- _DATA RECORDS_
◇ ◇ ◇ ◇ ◇

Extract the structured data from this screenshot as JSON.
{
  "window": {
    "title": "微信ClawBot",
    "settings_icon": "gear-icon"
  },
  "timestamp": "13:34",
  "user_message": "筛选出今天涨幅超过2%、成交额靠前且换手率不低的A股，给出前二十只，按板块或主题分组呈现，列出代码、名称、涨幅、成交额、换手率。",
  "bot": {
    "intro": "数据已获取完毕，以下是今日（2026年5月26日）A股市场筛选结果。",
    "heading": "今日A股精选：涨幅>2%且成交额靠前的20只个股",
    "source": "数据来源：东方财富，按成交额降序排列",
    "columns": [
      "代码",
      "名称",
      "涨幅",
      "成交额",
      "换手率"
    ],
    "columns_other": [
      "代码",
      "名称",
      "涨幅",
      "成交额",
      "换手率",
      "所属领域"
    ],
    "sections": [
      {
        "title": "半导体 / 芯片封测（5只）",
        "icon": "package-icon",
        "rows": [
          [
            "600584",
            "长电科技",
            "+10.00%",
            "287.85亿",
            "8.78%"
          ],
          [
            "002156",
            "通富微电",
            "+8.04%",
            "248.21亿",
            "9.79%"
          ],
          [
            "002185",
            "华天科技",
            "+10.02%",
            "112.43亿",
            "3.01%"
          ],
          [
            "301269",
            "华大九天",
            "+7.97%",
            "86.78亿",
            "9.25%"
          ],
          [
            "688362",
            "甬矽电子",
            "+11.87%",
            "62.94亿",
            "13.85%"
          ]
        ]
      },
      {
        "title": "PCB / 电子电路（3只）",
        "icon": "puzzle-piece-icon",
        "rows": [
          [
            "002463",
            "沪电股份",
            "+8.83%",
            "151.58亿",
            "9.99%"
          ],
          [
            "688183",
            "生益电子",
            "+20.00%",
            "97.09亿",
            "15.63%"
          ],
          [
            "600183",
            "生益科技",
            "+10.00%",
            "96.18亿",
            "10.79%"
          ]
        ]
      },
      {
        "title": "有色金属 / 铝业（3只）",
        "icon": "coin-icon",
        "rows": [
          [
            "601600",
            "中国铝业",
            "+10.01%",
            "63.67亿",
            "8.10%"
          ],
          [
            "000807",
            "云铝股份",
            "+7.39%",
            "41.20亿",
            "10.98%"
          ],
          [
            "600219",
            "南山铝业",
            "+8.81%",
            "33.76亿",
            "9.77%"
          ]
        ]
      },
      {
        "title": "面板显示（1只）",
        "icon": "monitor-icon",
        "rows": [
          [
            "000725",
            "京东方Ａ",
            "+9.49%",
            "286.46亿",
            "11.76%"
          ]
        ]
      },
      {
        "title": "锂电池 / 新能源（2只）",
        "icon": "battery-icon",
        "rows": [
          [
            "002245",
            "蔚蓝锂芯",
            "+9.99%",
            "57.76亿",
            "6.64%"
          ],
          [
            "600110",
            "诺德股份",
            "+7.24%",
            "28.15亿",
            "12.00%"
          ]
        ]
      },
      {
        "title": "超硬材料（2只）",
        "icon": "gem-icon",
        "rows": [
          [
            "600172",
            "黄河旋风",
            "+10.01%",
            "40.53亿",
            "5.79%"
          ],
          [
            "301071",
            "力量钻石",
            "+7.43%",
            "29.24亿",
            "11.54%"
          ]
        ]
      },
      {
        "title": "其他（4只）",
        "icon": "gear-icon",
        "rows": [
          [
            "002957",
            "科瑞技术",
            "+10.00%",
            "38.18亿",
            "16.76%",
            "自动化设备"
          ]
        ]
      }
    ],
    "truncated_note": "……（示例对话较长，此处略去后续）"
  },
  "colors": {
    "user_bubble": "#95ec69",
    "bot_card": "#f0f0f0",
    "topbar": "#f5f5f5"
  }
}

◇ ◇ ◇ ◇ ◇

- _INSTRUCTIONS TO FOLLOW_
Faithfully copy every entry, leaving nothing out.

- _RESULT_
Extract the structured data from this screenshot as JSON.
{
  "window": {
    "title": "微信ClawBot",
    "settings_icon": "gear-icon"
  },
  "timestamp": "13:34",
  "user_message": "筛选出今天涨幅超过2%、成交额靠前且换手率不低的A股，给出前二十只，按板块或主题分组呈现，列出代码、名称、涨幅、成交额、换手率。",
  "bot": {
    "intro": "数据已获取完毕，以下是今日（2026年5月26日）A股市场筛选结果。",
    "heading": "今日A股精选：涨幅>2%且成交额靠前的20只个股",
    "source": "数据来源：东方财富，按成交额降序排列",
    "columns": [
      "代码",
      "名称",
      "涨幅",
      "成交额",
      "换手率"
    ],
    "columns_other": [
      "代码",
      "名称",
      "涨幅",
      "成交额",
      "换手率",
      "所属领域"
    ],
    "sections": [
      {
        "title": "半导体 / 芯片封测（5只）",
        "icon": "package-icon",
        "rows": [
          [
            "600584",
            "长电科技",
            "+10.00%",
            "287.85亿",
            "8.78%"
          ],
          [
            "002156",
            "通富微电",
            "+8.04%",
            "248.21亿",
            "9.79%"
          ],
          [
            "002185",
            "华天科技",
            "+10.02%",
            "112.43亿",
            "3.01%"
          ],
          [
            "301269",
            "华大九天",
            "+7.97%",
            "86.78亿",
            "9.25%"
          ],
          [
            "688362",
            "甬矽电子",
            "+11.87%",
            "62.94亿",
            "13.85%"
          ]
        ]
      },
      {
        "title": "PCB / 电子电路（3只）",
        "icon": "puzzle-piece-icon",
        "rows": [
          [
            "002463",
            "沪电股份",
            "+8.83%",
            "151.58亿",
            "9.99%"
          ],
          [
            "688183",
            "生益电子",
            "+20.00%",
            "97.09亿",
            "15.63%"
          ],
          [
            "600183",
            "生益科技",
            "+10.00%",
            "96.18亿",
            "10.79%"
          ]
        ]
      },
      {
        "title": "有色金属 / 铝业（3只）",
        "icon": "coin-icon",
        "rows": [
          [
            "601600",
            "中国铝业",
            "+10.01%",
            "63.67亿",
            "8.10%"
          ],
          [
            "000807",
            "云铝股份",
            "+7.39%",
            "41.20亿",
            "10.98%"
          ],
          [
            "600219",
            "南山铝业",
            "+8.81%",
            "33.76亿",
            "9.77%"
          ]
        ]
      },
      {
        "title": "面板显示（1只）",
        "icon": "monitor-icon",
        "rows": [
          [
            "000725",
            "京东方Ａ",
            "+9.49%",
            "286.46亿",
            "11.76%"
          ]
        ]
      },
      {
        "title": "锂电池 / 新能源（2只）",
        "icon": "battery-icon",
        "rows": [
          [
            "002245",
            "蔚蓝锂芯",
            "+9.99%",
            "57.76亿",
            "6.64%"
          ],
          [
            "600110",
            "诺德股份",
            "+7.24%",
            "28.15亿",
            "12.00%"
          ]
        ]
      },
      {
        "title": "超硬材料（2只）",
        "icon": "gem-icon",
        "rows": [
          [
            "600172",
            "黄河旋风",
            "+10.01%",
            "40.53亿",
            "5.79%"
          ],
          [
            "301071",
            "力量钻石",
            "+7.43%",
            "29.24亿",
            "11.54%"
          ]
        ]
      },
      {
        "title": "其他（4只）",
        "icon": "gear-icon",
        "rows": [
          [
            "002957",
            "科瑞技术",
            "+10.00%",
            "38.18亿",
            "16.76%",
            "自动化设备"
          ]
        ]
      }
    ],
    "truncated_note": "……（示例对话较长，此处略去后续）"
  },
  "colors": {
    "user_bubble": "#95ec69",
    "bot_card": "#f0f0f0",
    "topbar": "#f5f5f5"
  }
}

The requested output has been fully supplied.